Requirements -
Gather every line from the entries below that includes "this".

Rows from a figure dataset
--- BEGIN ---

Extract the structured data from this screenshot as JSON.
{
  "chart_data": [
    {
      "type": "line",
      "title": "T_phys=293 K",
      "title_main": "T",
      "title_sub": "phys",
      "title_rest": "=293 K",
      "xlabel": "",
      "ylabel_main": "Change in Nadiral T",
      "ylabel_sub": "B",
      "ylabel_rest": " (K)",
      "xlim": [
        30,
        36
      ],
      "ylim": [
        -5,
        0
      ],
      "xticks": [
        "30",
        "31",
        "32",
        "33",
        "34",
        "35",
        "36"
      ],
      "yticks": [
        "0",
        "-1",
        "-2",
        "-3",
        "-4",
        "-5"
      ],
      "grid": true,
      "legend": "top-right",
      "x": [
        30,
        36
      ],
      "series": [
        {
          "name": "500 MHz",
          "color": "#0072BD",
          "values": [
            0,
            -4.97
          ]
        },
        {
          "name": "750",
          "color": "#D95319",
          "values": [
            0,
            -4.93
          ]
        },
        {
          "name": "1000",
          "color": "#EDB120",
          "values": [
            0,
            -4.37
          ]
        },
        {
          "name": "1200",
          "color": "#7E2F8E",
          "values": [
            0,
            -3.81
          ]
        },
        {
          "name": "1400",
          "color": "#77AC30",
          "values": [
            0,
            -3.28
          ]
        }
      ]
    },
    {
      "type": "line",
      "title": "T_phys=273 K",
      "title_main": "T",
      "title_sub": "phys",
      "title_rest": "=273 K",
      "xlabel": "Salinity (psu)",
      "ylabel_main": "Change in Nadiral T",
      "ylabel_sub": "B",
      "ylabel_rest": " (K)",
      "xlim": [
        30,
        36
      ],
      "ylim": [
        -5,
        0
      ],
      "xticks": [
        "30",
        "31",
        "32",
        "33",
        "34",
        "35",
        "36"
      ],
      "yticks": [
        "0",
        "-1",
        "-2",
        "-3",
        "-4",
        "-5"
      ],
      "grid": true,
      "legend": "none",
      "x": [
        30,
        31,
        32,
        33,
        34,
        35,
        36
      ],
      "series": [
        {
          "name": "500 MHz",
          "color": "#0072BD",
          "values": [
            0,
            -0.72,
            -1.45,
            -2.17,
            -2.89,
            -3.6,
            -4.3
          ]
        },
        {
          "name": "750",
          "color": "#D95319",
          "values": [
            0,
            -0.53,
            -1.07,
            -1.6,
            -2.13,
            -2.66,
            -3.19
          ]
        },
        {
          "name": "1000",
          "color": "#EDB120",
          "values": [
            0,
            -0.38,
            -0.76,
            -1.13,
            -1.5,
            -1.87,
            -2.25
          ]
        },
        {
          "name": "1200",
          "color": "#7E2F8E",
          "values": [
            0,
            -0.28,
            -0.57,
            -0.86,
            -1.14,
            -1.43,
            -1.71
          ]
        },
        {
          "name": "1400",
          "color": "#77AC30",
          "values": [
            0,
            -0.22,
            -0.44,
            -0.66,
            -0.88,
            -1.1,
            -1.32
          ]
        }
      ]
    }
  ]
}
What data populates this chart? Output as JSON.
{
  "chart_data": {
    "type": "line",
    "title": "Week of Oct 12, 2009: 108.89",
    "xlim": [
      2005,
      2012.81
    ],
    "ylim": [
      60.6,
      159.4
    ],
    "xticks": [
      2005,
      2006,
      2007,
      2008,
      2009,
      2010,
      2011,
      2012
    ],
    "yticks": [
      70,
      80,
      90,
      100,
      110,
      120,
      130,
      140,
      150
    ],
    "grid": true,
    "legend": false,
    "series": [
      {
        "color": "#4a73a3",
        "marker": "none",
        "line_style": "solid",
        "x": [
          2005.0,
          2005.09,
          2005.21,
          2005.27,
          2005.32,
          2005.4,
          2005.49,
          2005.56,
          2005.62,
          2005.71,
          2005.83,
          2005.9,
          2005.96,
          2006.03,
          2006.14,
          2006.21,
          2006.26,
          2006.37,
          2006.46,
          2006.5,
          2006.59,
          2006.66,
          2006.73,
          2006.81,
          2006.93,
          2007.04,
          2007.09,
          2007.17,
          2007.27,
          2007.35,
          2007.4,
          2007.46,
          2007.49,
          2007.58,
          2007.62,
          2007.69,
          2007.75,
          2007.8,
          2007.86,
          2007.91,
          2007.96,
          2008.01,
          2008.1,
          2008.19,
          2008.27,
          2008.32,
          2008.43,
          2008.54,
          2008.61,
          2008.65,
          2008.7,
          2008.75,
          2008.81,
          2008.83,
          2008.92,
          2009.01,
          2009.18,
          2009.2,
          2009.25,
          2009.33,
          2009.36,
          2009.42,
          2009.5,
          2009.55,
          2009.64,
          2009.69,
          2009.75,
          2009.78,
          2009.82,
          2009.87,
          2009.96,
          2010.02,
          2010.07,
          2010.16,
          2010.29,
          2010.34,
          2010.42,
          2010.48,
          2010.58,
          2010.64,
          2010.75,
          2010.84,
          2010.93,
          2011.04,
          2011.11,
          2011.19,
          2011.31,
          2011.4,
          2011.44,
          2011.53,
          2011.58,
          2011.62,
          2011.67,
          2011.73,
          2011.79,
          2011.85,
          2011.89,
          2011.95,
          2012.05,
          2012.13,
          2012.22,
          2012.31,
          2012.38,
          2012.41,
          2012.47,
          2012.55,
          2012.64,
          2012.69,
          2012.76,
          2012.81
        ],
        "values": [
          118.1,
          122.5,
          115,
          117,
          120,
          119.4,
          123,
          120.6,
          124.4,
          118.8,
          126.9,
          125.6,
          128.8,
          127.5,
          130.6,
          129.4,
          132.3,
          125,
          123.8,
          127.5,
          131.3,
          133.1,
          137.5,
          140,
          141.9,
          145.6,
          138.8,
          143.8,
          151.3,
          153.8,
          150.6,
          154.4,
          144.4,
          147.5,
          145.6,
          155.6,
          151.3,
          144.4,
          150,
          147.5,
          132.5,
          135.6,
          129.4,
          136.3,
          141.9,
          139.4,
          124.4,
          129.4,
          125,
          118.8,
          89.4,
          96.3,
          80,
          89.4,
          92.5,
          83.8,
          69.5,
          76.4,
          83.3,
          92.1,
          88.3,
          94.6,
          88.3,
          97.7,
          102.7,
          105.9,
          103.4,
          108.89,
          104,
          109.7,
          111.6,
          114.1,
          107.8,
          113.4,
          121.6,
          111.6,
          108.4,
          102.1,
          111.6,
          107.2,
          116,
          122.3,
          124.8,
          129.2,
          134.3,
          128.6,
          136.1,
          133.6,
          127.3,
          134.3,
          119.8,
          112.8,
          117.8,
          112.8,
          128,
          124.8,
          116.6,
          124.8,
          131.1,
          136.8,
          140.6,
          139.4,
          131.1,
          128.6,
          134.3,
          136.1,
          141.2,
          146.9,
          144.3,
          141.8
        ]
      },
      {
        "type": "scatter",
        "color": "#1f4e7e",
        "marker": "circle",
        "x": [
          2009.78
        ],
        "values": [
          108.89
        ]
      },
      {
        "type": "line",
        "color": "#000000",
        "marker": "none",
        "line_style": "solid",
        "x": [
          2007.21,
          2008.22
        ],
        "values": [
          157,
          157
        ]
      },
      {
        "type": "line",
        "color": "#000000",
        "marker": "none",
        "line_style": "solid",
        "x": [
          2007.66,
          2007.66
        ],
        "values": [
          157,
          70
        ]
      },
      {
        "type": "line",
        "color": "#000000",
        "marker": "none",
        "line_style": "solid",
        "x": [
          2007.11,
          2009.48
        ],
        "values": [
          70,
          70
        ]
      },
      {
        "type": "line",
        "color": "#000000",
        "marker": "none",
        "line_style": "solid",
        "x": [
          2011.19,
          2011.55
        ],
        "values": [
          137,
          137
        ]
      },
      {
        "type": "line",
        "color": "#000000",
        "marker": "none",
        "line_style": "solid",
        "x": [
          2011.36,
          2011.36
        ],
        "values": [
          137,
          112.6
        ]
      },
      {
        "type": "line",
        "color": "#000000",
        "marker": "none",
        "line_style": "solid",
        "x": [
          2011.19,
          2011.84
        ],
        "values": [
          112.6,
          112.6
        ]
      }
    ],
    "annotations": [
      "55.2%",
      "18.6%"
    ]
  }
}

--- END ---

Final result -
Extract the structured data from this screenshot as JSON.
What data populates this chart? Output as JSON.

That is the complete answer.